In the data below, work out how many lines include the string "from". Only the number should be given.
*** Begin section ***
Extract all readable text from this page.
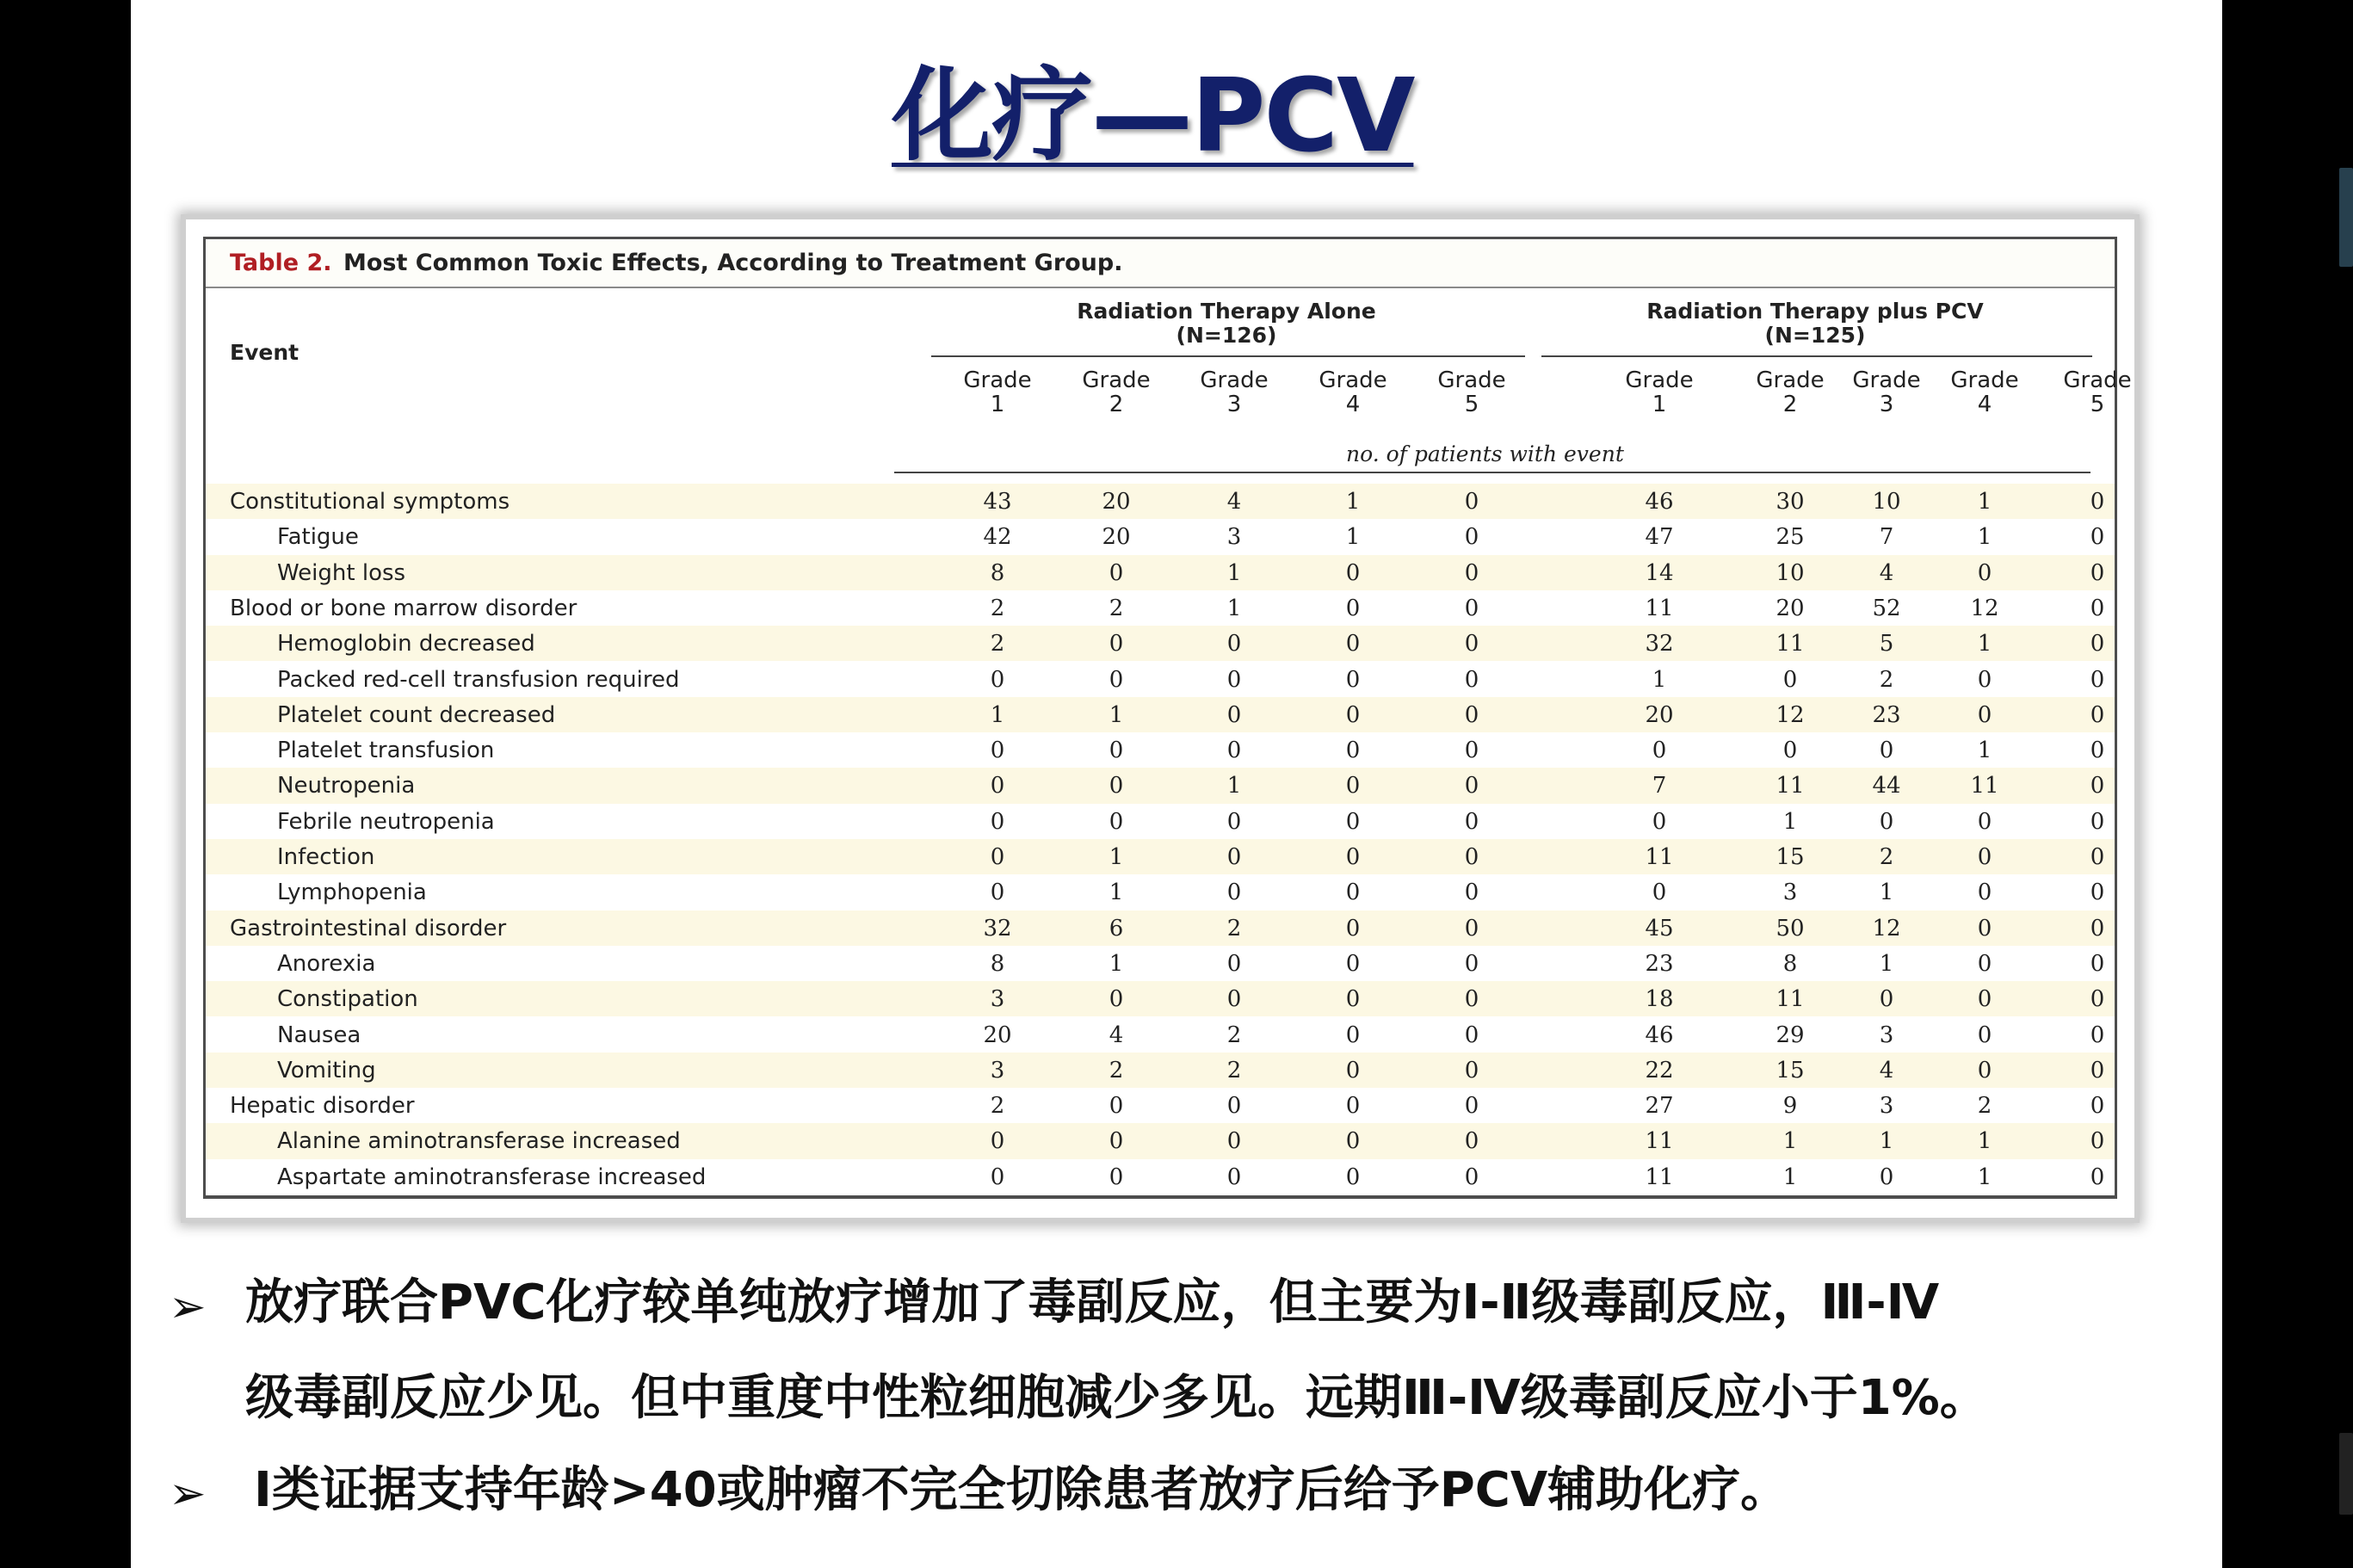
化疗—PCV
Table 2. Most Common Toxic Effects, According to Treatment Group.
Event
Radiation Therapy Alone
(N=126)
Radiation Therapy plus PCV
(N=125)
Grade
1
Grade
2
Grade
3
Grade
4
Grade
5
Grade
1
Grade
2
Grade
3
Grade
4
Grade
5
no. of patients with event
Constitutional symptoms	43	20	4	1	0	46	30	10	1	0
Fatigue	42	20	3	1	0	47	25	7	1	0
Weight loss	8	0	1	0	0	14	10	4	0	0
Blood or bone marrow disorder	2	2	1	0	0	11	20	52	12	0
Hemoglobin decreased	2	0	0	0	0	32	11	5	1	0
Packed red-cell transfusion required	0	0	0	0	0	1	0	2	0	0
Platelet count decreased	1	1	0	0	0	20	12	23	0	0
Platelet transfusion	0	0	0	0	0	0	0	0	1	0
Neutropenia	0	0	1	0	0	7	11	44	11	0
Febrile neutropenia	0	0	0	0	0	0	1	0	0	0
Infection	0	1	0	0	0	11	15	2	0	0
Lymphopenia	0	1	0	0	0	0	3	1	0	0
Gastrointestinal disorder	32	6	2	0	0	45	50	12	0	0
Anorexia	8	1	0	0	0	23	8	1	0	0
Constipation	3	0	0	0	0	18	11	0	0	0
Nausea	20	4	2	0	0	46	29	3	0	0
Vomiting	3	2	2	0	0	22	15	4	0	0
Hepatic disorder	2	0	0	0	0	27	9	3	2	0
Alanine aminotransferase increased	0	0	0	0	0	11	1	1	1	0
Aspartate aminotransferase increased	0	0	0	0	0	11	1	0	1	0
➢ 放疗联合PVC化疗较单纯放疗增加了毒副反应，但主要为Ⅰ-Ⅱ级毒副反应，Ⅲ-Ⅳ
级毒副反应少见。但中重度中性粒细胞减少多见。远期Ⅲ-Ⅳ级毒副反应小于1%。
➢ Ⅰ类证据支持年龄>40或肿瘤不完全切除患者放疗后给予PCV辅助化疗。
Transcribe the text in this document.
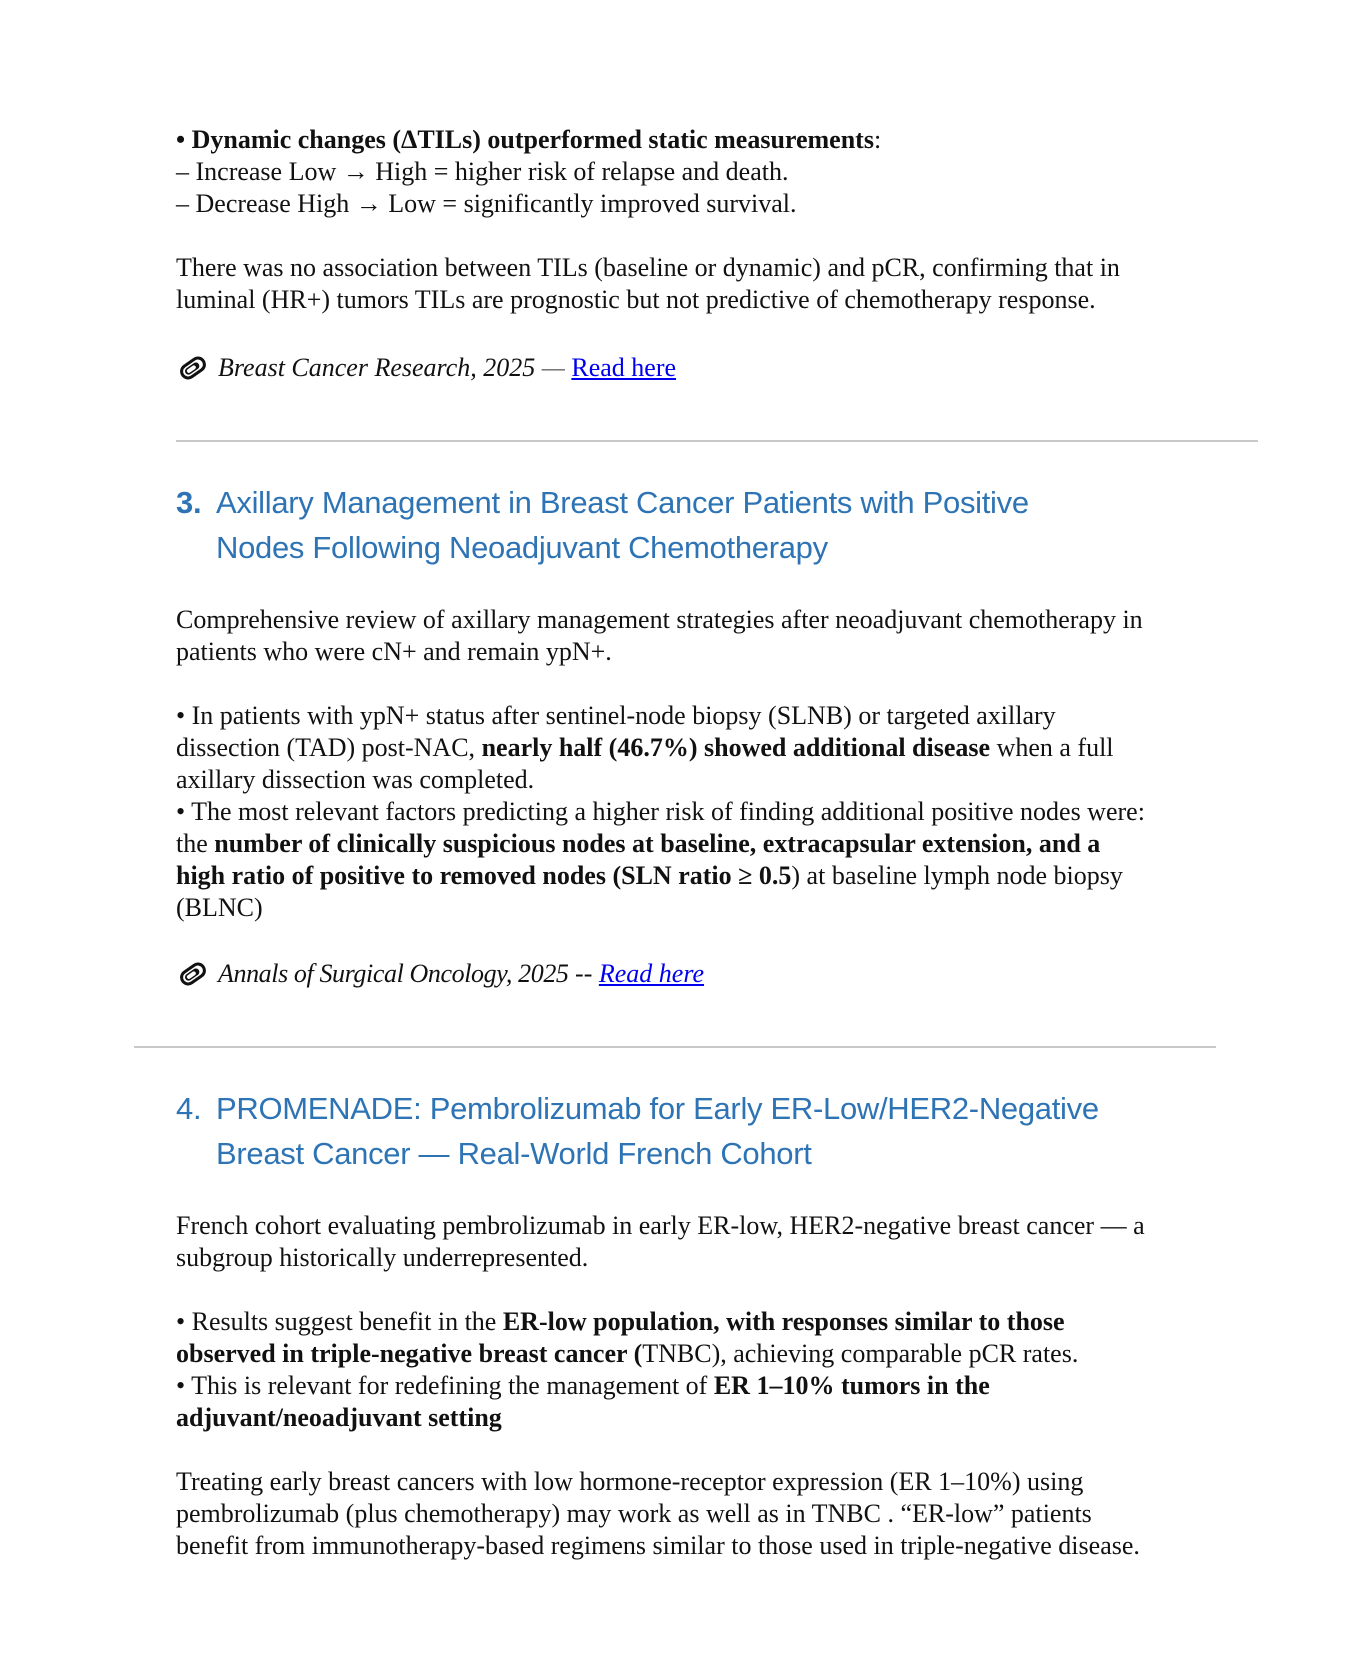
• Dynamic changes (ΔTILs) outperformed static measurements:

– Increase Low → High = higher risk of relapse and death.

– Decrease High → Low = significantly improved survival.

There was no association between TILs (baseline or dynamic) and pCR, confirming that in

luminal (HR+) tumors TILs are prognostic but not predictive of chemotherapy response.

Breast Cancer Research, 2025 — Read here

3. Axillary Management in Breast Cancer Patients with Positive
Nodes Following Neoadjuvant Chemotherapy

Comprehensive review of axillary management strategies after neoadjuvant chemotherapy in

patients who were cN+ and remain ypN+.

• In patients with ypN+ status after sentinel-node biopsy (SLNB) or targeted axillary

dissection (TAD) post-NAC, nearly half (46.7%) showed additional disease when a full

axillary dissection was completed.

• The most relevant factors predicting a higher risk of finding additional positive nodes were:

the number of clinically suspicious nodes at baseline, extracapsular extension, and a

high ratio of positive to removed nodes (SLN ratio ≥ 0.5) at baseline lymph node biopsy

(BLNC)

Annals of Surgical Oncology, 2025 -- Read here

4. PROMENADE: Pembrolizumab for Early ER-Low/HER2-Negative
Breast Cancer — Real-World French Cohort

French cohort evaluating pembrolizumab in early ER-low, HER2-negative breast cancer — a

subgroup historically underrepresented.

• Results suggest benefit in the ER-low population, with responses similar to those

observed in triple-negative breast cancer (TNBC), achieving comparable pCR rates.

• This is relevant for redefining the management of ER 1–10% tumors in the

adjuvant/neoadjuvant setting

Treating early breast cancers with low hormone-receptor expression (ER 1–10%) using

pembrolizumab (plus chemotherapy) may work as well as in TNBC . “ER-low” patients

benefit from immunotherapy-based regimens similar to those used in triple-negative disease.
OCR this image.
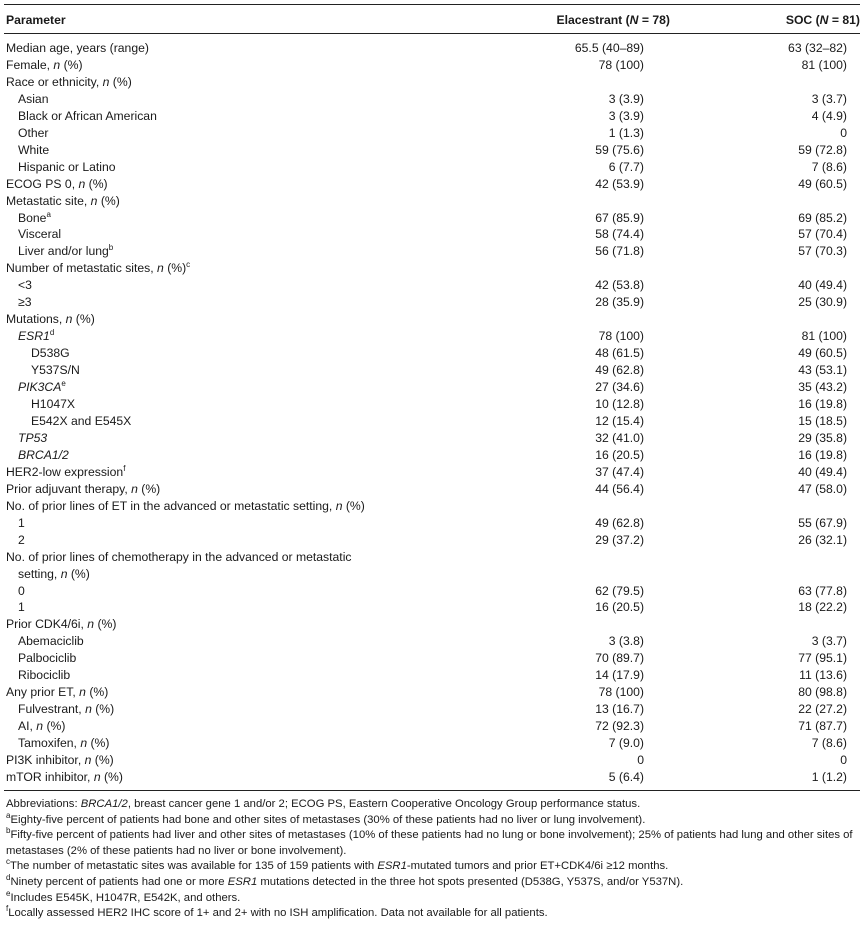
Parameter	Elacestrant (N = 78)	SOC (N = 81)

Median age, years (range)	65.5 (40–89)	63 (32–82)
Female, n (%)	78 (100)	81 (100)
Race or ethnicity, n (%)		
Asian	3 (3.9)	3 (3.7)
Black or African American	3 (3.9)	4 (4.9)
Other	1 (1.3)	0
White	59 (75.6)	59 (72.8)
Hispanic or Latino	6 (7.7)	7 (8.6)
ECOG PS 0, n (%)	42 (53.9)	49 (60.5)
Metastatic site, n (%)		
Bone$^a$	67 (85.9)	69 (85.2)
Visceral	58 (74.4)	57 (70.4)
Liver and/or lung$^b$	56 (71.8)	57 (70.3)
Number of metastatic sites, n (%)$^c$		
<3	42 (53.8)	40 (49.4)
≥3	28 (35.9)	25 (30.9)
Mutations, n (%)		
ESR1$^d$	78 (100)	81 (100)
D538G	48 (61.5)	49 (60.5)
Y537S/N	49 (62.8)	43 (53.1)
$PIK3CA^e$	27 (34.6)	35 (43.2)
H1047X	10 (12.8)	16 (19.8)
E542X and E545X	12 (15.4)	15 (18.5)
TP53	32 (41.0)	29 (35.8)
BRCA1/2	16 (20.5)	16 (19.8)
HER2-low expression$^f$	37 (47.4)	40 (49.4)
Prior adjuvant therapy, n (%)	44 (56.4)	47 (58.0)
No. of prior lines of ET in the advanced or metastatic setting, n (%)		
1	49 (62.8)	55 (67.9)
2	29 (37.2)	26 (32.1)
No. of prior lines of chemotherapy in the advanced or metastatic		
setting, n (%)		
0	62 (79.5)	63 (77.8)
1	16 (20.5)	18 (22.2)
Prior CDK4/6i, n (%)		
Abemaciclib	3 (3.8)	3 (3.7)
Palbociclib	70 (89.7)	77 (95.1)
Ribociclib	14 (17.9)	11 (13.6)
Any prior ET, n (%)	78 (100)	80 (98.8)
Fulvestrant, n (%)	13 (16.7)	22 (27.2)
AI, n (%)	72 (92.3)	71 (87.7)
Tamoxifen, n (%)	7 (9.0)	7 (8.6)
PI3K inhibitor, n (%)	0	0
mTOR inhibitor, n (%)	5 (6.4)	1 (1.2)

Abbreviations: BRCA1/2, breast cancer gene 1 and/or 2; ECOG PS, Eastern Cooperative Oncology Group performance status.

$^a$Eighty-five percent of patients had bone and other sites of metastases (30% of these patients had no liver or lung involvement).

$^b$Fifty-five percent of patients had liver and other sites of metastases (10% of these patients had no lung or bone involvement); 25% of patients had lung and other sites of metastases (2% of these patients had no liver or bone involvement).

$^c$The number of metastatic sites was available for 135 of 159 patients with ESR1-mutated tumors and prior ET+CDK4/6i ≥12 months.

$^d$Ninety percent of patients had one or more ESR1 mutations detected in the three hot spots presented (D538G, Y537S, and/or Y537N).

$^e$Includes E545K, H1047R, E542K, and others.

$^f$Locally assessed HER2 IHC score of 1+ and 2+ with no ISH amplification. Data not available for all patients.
*** End section ***
» Response for this exercise
2